Text excerpt
Furthermore, Bitcoin’s data redundancy is a significant issue. Every node needs to backup all data, including unrelated historical data. If a single node doesn’t retain all data, the reliability of distributed data can’t be ensured. But if all data is kept, it’s a massive waste of resources. A centralized system can solve this with just one data copy, so why multiply it billions of times?

We can envision scenarios sacrificing the concept of decentralization:

  1. Global Shared Database: A single global database that only stores data, with distributed programs solving consensus. It’s highly secure with strict write rules requiring global consensus or other mechanisms for data entry. Anyone can query data, and historical data can’t be modified. Consensus programs determine which data to write, ensuring minimal data redundancy.

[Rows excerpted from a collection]

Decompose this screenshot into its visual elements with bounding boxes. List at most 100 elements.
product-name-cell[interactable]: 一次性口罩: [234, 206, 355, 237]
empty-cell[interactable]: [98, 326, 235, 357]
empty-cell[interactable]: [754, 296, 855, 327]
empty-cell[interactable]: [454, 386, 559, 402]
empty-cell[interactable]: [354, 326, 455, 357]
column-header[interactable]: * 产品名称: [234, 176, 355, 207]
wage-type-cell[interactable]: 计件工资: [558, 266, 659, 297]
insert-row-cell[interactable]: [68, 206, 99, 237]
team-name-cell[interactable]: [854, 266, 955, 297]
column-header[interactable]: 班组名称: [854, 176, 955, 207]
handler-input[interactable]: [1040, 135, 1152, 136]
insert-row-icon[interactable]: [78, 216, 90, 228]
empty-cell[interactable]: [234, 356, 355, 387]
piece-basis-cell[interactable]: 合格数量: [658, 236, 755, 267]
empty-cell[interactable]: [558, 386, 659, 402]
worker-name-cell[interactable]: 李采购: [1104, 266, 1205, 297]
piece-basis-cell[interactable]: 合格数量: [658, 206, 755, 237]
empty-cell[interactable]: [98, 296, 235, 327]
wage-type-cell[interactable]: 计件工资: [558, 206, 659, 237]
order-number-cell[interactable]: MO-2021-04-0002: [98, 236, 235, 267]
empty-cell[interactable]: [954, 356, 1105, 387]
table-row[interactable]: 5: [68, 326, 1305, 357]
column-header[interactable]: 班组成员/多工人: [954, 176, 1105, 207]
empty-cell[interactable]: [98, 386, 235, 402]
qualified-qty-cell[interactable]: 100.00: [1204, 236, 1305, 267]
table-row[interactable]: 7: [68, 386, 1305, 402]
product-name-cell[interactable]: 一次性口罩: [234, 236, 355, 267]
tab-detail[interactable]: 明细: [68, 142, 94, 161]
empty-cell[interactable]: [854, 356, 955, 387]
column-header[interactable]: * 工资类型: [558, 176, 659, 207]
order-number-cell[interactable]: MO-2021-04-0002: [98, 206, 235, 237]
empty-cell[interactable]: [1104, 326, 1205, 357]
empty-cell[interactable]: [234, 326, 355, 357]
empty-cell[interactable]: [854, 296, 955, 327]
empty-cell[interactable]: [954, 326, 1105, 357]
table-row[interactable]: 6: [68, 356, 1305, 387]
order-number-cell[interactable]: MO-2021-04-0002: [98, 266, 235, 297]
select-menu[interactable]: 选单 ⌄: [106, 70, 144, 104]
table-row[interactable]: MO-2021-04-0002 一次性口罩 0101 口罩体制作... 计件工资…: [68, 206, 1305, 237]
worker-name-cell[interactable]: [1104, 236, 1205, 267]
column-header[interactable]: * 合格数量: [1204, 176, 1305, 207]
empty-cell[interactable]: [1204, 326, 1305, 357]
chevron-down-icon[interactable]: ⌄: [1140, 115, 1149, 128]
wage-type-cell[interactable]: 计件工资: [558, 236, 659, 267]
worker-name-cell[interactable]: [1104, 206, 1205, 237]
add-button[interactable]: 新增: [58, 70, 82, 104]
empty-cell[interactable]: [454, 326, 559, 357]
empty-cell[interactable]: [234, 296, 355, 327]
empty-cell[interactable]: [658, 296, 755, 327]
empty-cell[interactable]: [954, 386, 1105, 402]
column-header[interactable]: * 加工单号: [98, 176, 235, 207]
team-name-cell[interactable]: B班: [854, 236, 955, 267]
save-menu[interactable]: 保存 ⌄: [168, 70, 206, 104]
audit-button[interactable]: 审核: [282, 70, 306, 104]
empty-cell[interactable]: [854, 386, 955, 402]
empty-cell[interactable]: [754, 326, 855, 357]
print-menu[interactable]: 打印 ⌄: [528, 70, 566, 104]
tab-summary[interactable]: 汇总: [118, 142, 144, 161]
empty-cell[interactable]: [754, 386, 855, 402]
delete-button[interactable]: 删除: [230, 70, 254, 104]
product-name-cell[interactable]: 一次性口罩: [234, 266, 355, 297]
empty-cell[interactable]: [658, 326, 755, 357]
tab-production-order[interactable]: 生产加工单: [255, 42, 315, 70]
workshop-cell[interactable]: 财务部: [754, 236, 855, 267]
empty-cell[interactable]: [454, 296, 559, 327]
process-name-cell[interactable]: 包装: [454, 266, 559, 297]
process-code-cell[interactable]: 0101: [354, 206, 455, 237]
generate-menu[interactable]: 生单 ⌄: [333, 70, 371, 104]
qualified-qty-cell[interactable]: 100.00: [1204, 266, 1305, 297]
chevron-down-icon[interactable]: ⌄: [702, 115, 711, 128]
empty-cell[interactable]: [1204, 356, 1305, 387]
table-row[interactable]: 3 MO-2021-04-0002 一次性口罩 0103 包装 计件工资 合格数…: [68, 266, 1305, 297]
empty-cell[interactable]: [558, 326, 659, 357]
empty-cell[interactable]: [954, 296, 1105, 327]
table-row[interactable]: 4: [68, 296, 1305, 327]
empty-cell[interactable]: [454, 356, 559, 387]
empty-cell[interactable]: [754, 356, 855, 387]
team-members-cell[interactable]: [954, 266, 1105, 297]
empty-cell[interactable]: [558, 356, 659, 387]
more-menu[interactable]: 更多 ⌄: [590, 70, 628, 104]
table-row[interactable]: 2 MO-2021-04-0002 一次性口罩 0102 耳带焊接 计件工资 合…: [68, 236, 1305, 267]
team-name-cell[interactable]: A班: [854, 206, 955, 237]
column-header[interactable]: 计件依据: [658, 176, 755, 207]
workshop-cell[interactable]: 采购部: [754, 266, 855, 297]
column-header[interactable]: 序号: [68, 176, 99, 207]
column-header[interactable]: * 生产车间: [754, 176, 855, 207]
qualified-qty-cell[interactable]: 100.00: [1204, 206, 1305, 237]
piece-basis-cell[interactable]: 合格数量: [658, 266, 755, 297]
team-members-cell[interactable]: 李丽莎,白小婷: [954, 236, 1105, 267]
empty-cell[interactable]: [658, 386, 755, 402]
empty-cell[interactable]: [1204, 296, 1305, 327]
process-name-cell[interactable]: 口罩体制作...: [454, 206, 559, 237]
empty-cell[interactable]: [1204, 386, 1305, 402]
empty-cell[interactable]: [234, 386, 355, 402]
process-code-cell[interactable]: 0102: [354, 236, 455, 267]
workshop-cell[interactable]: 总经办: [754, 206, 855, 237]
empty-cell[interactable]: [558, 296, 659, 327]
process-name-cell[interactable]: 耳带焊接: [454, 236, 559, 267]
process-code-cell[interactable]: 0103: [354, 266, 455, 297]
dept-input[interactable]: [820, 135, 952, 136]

How to complete this task
Please continue the text on Bitcoin's data redundancy and decentralization, picking up after its last sentence. These rows are separate material and have no connection to the text about Bitcoin's data redundancy.

Task result
  2. Split Data Storage: Each node keeps only half the data, split into historical and current. One person stores new data, another stores old data. New data nodes handle broadcasts and write data, while old data nodes store data, updating when new data overflows. The system randomly pairs new and old nodes, balancing distribution. Security remains high with random node pairing.

  3. Data Splitting and Redundancy: Nodes keep only parts of data, split according to certain rules and stored in different nodes. This reduces redundancy while saving space. Further, data could self-verify, with nodes storing varying data sizes. Users query data across the network, assembling it from nodes. This mixes node data, necessitating a self-verification mechanism.

Digital Currency and Blockchain are Unrelated

Some discussions on blockchain applications link to central bank digital currency research, even notable exchange directors giving blockchain-themed talks mixing Bitcoin and Libra stories. Many ignore the conceptual differences, which are trivial yet crucial. The central bank’s digital currency plans may use blockchain, but it’s not essential. For the state, blockchain’s significance lies in “centralization in the name of decentralization,” aiming to unify and regulate the internet. Without blockchain, the state can still achieve its goals, using blockchain as a tool for convenience.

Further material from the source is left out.